**Records to process:**
──────────

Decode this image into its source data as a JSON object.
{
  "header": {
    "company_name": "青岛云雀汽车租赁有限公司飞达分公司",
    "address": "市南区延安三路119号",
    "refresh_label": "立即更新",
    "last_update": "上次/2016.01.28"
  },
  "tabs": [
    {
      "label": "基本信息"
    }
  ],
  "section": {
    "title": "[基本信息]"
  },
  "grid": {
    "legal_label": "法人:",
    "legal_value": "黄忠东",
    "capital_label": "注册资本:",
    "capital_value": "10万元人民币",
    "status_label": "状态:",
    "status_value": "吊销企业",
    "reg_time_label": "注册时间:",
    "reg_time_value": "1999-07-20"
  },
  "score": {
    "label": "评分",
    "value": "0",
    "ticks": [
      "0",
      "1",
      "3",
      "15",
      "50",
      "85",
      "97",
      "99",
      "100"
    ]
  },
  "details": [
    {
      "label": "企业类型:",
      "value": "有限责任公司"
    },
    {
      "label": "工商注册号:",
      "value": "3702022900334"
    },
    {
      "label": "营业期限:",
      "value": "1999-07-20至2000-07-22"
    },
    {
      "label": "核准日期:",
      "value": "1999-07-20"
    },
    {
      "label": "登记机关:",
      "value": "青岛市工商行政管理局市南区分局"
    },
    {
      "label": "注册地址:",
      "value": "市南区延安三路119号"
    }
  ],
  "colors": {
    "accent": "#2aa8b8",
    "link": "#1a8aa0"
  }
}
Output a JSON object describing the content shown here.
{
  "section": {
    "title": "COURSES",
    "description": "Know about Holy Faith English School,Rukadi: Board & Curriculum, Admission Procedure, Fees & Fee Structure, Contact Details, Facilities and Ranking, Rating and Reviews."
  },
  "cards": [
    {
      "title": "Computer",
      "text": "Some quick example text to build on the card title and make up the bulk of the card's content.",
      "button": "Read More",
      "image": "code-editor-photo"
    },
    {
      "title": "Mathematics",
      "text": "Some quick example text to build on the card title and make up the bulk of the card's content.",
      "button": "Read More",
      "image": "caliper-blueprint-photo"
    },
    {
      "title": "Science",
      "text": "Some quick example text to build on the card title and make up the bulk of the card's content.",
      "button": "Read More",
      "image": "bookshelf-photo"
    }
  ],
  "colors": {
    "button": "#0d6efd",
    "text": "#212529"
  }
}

──────────

**The request:** Write out each line of the data that holds the string "object".

**Solution to this task:**
Decode this image into its source data as a JSON object.
Output a JSON object describing the content shown here.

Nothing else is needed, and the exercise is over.